━━ Data shown
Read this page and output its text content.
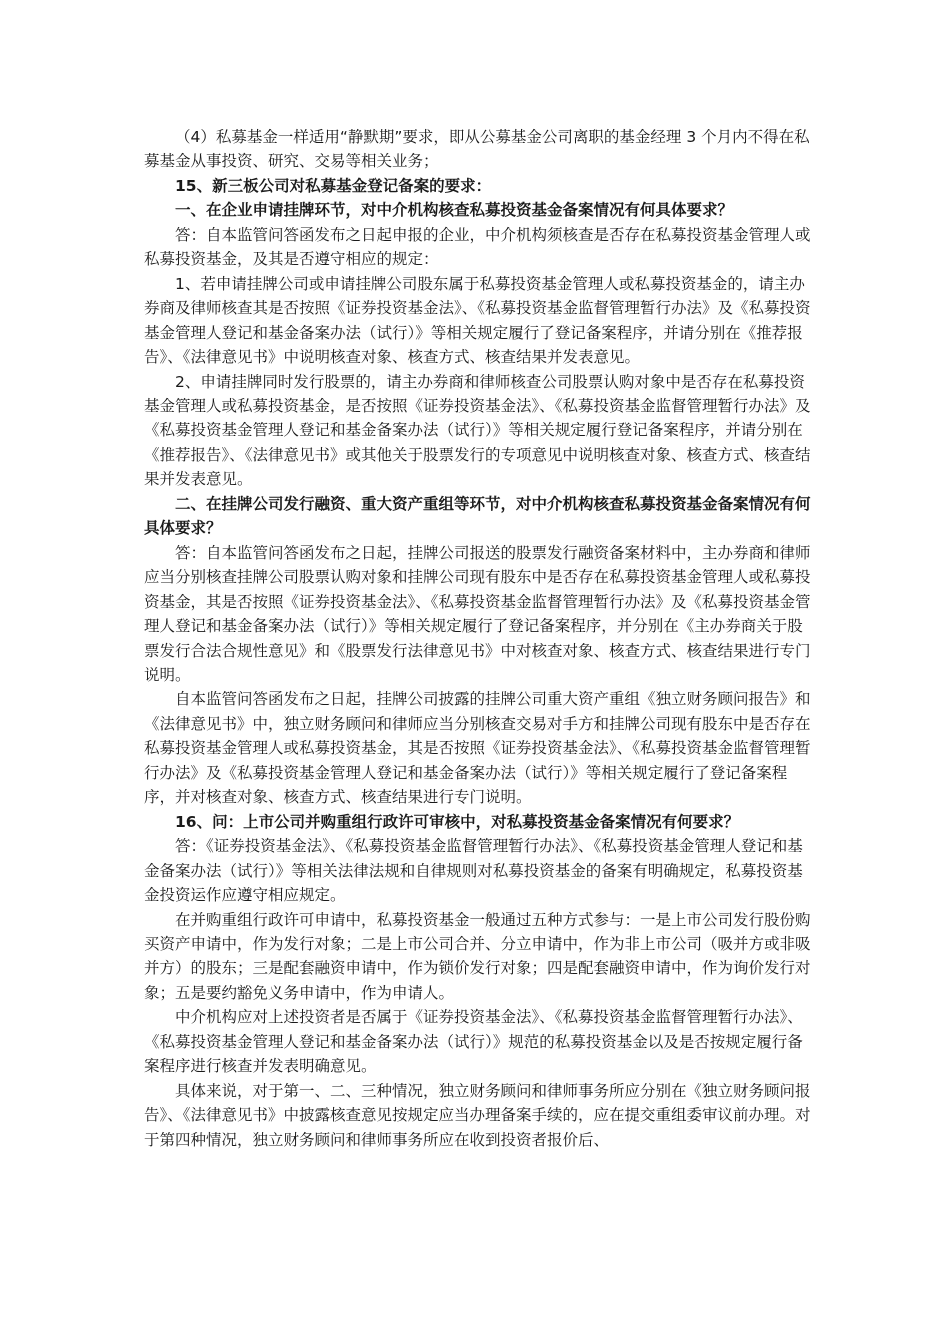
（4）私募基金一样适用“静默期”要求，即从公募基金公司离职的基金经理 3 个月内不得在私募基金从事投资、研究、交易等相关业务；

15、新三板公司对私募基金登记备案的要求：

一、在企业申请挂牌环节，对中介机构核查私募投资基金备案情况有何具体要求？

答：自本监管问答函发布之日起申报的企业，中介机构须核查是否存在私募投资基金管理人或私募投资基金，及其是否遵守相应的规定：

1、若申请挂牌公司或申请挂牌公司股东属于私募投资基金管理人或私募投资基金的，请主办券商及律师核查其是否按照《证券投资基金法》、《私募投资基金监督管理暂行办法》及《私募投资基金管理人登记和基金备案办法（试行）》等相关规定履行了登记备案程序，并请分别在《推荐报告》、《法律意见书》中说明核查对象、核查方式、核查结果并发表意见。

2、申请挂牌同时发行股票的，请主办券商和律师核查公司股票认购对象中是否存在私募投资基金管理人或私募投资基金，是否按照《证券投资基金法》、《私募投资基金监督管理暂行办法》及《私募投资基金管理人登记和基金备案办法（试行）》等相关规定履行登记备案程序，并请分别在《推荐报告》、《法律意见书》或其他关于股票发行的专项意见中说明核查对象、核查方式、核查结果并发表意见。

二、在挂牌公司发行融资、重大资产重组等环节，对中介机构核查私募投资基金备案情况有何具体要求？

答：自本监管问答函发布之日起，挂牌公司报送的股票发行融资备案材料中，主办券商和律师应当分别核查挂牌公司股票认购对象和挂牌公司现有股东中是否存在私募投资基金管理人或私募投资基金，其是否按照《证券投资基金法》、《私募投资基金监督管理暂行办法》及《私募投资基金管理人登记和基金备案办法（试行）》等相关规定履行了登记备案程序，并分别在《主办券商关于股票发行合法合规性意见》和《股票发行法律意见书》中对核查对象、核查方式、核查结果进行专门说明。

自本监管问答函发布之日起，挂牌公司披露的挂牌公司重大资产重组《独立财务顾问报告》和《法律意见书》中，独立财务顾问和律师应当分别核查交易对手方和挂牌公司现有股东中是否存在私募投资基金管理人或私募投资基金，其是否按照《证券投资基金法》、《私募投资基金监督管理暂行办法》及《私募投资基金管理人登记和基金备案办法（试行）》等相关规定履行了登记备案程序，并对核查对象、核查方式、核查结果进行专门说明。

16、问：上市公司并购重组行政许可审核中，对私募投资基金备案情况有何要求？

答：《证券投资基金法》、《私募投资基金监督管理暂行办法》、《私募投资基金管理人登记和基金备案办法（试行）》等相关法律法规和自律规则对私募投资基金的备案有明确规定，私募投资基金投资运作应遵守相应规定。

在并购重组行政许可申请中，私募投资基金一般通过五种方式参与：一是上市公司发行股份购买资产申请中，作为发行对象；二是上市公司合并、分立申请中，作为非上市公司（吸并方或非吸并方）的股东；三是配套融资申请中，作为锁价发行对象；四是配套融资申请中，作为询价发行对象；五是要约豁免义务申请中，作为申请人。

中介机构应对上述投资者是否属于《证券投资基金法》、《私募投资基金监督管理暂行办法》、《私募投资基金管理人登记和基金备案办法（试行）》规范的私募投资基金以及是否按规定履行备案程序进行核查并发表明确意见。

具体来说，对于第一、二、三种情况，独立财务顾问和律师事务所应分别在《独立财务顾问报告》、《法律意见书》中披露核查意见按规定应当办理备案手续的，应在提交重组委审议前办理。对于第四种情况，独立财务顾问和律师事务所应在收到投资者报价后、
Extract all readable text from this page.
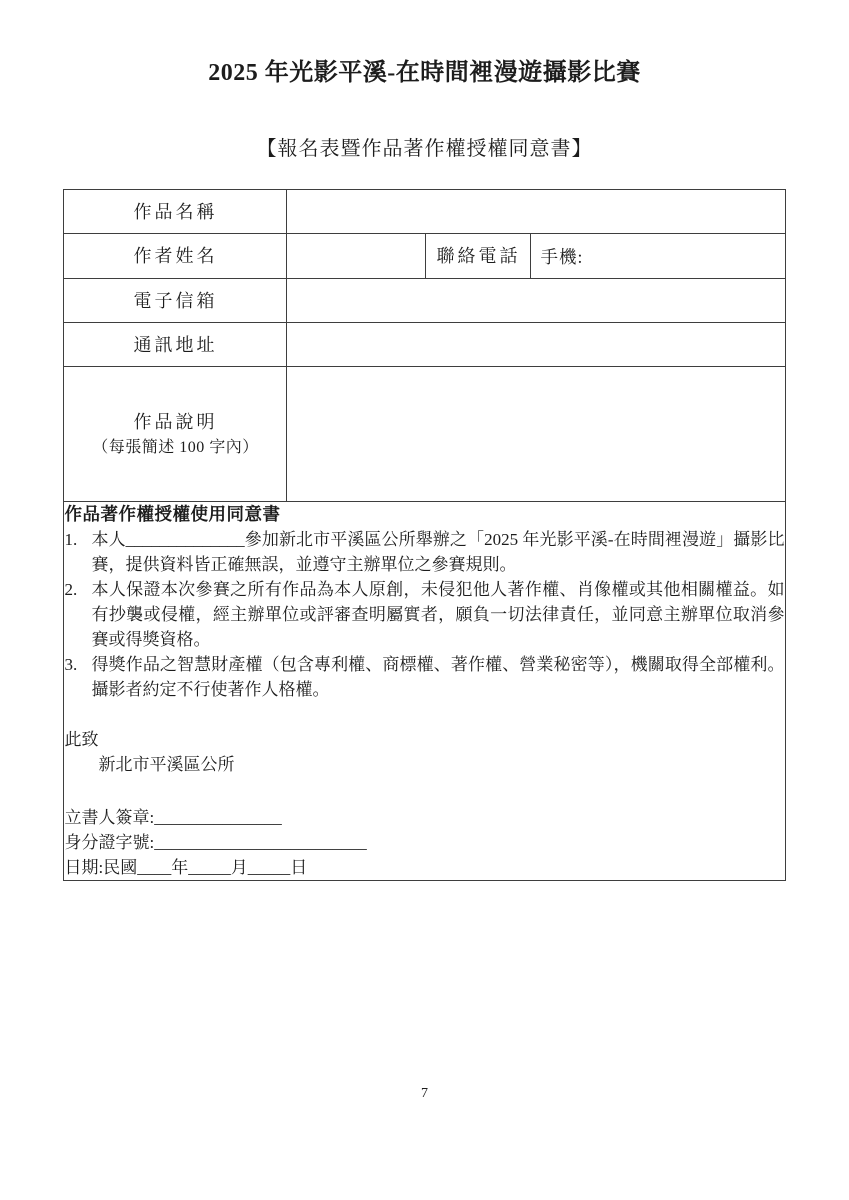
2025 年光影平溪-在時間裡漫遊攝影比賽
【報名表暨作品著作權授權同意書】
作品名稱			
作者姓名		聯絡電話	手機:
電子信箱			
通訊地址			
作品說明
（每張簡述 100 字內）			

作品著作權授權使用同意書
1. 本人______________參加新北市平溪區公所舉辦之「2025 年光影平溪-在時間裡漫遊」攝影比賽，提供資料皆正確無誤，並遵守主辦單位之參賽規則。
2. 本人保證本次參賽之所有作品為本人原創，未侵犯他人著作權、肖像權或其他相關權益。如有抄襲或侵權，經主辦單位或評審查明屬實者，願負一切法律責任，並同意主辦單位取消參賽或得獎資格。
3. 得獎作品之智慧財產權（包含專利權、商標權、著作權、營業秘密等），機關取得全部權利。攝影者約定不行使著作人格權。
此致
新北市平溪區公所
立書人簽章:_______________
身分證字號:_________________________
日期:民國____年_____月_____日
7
━━━━
━━ Data shown
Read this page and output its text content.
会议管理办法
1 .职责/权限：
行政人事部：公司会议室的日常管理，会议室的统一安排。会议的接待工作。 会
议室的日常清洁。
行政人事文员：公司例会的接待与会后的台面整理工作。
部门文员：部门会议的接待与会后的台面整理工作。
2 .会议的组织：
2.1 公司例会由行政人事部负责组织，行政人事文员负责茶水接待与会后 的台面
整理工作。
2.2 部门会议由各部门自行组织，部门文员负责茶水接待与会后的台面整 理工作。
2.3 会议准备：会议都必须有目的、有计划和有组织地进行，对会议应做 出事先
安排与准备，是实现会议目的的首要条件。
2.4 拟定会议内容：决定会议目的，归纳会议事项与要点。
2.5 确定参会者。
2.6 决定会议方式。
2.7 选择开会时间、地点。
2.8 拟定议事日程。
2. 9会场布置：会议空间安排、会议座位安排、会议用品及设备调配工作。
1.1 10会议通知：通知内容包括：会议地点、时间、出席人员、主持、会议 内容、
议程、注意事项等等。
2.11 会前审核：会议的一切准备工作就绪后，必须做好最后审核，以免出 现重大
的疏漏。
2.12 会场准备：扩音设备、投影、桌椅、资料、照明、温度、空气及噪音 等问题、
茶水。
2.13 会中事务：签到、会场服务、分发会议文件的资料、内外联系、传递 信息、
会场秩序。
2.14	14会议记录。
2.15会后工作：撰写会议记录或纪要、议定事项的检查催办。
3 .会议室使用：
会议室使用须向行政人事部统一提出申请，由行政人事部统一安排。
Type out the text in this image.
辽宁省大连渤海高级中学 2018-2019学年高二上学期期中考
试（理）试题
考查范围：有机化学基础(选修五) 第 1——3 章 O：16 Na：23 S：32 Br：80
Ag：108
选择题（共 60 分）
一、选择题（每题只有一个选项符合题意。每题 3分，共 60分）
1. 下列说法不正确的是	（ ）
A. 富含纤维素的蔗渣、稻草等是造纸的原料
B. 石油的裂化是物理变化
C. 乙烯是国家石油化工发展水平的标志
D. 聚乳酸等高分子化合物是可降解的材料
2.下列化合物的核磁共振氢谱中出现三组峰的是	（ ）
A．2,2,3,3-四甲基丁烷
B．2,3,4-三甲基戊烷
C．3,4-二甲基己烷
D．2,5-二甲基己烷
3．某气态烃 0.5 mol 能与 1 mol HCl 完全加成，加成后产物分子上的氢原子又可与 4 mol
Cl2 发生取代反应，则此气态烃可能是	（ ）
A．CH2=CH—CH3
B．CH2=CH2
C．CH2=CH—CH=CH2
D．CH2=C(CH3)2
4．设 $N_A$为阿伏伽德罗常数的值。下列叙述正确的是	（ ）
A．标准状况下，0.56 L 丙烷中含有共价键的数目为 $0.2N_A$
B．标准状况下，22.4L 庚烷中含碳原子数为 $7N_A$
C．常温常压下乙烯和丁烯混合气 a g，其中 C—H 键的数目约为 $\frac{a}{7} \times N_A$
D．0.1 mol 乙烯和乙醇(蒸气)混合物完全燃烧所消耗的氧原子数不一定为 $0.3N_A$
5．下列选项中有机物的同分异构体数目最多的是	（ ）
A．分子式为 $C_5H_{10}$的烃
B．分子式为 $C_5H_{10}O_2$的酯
━━━━
━━ Data shown
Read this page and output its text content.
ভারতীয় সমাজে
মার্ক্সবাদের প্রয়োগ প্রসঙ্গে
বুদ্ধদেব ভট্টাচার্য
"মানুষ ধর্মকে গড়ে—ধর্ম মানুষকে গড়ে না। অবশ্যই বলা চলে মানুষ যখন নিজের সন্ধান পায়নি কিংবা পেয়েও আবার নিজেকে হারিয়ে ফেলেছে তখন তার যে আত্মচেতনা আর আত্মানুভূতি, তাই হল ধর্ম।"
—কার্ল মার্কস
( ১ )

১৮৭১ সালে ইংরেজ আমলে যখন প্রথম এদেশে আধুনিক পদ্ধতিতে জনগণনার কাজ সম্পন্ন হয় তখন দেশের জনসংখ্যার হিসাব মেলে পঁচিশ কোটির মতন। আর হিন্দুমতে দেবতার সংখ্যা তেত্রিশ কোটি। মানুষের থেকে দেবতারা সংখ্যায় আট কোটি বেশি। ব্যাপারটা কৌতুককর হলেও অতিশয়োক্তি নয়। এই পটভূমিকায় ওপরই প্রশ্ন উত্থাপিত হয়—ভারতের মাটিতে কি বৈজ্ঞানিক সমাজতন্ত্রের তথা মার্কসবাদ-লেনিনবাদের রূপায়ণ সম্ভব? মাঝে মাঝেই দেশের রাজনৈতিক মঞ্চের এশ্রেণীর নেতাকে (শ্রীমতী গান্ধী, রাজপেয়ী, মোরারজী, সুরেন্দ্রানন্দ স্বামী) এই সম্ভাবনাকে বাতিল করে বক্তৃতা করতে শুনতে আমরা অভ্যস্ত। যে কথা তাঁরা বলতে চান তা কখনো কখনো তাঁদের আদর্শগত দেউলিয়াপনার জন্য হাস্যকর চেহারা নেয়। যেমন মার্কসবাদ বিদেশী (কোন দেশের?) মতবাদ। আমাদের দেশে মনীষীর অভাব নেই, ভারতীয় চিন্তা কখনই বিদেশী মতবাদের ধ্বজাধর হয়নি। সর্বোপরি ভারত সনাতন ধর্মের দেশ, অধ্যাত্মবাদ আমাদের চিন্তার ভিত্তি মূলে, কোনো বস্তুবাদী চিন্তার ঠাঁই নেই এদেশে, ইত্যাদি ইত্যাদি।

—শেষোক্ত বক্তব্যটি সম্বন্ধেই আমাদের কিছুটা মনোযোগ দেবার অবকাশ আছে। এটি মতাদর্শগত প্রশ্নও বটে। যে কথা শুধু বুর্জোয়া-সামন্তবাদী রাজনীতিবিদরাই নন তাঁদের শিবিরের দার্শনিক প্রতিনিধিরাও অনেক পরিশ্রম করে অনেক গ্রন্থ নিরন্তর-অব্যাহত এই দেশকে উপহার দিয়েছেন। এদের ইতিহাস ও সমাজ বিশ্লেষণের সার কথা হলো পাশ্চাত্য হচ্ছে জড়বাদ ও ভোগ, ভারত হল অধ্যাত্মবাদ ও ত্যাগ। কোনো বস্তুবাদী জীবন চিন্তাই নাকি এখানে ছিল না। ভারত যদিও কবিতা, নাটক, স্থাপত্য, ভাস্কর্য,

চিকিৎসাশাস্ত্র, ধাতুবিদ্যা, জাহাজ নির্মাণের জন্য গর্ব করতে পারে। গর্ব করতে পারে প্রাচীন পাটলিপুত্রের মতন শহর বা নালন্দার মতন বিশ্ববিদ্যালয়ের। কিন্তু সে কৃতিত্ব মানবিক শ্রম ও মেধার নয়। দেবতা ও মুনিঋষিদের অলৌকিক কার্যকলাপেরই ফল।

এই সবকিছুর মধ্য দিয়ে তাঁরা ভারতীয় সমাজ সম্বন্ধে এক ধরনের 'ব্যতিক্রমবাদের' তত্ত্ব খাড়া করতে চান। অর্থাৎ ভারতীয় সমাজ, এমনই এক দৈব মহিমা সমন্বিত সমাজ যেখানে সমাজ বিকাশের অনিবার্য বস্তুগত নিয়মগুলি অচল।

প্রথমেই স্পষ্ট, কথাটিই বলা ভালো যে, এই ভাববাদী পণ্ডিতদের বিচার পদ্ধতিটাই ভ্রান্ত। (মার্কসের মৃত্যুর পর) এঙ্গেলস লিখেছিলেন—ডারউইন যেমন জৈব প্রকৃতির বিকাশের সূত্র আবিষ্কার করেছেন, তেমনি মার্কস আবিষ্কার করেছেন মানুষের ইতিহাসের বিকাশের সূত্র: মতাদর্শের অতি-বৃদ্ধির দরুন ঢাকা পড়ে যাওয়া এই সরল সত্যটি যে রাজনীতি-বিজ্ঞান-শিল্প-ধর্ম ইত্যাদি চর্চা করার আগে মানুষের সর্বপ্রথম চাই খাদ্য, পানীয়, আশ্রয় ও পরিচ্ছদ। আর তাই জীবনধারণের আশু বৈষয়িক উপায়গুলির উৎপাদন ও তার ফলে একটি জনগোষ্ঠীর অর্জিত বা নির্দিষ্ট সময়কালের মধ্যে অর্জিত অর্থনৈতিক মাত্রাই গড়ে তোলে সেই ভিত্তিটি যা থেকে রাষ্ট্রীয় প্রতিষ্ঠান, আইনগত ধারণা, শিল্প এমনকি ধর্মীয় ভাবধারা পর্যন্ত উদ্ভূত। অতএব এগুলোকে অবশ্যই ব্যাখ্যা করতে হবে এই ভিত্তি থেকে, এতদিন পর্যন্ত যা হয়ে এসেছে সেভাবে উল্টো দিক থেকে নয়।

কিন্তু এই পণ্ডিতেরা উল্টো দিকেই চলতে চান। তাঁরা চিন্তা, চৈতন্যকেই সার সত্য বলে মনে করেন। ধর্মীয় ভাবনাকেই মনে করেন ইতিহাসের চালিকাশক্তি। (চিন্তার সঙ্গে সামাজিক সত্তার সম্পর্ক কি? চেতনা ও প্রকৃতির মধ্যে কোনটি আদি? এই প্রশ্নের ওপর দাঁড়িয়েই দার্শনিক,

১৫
━━━━
Pick out all the lines with the word "独立财务顾问报告" in them and copy them.

自本监管问答函发布之日起，挂牌公司披露的挂牌公司重大资产重组《独立财务顾问报告》和《法律意见书》中，独立财务顾问和律师应当分别核查交易对手方和挂牌公司现有股东中是否存在私募投资基金管理人或私募投资基金，其是否按照《证券投资基金法》、《私募投资基金监督管理暂行办法》及《私募投资基金管理人登记和基金备案办法（试行）》等相关规定履行了登记备案程序，并对核查对象、核查方式、核查结果进行专门说明。
具体来说，对于第一、二、三种情况，独立财务顾问和律师事务所应分别在《独立财务顾问报告》、《法律意见书》中披露核查意见按规定应当办理备案手续的，应在提交重组委审议前办理。对于第四种情况，独立财务顾问和律师事务所应在收到投资者报价后、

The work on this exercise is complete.